Livestock Research for Rural Development 22 (7) 2010 Notes to Authors LRRD Newsletter

Citation of this paper

Effects of training and facilitation of farmers in Uganda on livestock development

A Ampaire and M F Rothschild

Department of Animal Science, Iowa State University, Ames, IA 50011, USA
aampaire@iastate.edu  ;  mfrothsc@iastate.edu

Abstract

Development efforts in lower income countries generally aim to improve the income and nutrition of rural farming households. Frequently development programs train farmers and give them livestock so that those farmers in turn train other farmers and pass on the livestock in the form of offspring. The paper examines the effects of training and facilitation of farmers on livestock development by discussing the differences in performance indicators of three farmer groups. The first group received training and support from a development program, the second group received less training and support from the program and the third group did not receive training or support.

 

Results show that in some ways training and facilitation is of advantage to the farmers, but sometimes other factors such as the farmers’ resources are limiting to the farmers’ progress.

Key words: Farmer to farmer extension, poverty reduction, rural livelihoods


Introduction

Farmer training is an important tool widely utilized by development programs in developing countries (Birkhaeuser et al 1991, Van den berg et al 2007, Delia et al 2008). In Uganda, government and privately run extension services as well as non- governmental organizations offer training packages to their farmers. Training procedures vary from one or two day workshops and seminars, on farm training and demonstration, to field visits.

■ Material:
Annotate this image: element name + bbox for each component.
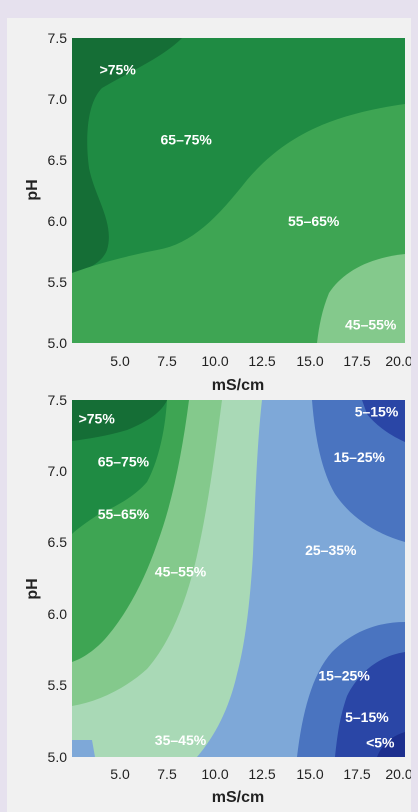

■ Task list:
[1] Please answer these questions about the Uganda farmer training paper.
(a) Which department and university are the authors affiliated with?
(b) How many farmer groups does the paper compare?
(c) What training procedures are named in the Introduction?
[2] Write the next part of the Uganda farmer training paper, picking up after its final sentence.
You won't need the data for any of this.

■ Expected responses:
[1]
(a) The Department of Animal Science at Iowa State University in Ames, Iowa.
(b) Three.
(c) One- or two-day workshops and seminars, on-farm training and demonstration, and field visits.

[2]
 

Many rural households in Africa have some experience in rearing animals, especially small livestock such as goats and chickens, which are ubiquitous in the region (Adams et al 2010). Training in animal management is desirable to farmers as they are often eager to improve their knowledge and practices and to have their knowledge affirmed by professionals. Therefore, training sessions are usually well attended. Trainings are an avenue for development workers to pass on new information and to correct miss-conceptions concerning animal management, as well as re-assure the development workers that the animals will receive adequate care. Organizations that give animals to farmers usually require that the farmers receive some training before they are given the animals.

 

One of the popular extension strategies in developing countries is a ‘farmer to farmer approach’. Farmers chosen to be model farmers are selected based on criteria that is determined by the development organization. Usually the criteria include qualities such as; education level, leadership position, success at the enterprise, and personality traits (Muok et al 2001). The model farmers are trained and given inputs such as animals and tools. Other farmers are encouraged to learn from the model farmer and the model farmers are required to encourage and train their peers by generously sharing their knowledge (Muok et al 2001).

 

Volunteer Efforts for Development Concerns (VEDCO), a non- governmental organization in Uganda and the Centre for Sustainable Rural Livelihoods (CSRL) at Iowa State University (ISU) in the United States of America have set up a livestock development program in Kamuli district, Uganda. The CRSL/VEDCO livestock development program seeks to help resource poor farmers in that area to improve their household income and nutrition and hence their livelihoods (CSRL 2010). In this program, farmers receive training in animal management before they are given livestock. The farmers who receive livestock are expected to train other farmers in their farmer groups and pass on a predetermined number of offspring when the animals they receive reproduce.

 

VEDCO utilizes a version of the ‘model farmer’ extension strategy as well. Certain farmers are chosen, trained and given some inputs.  These Rural Development Extensionists (RDEs) volunteer to assist other farmers to run their livestock enterprises and Community Nutrition and Health Workers (CNHWs) volunteer to assist fellow farmers concerning health and nutrition issues (CSRL 2008).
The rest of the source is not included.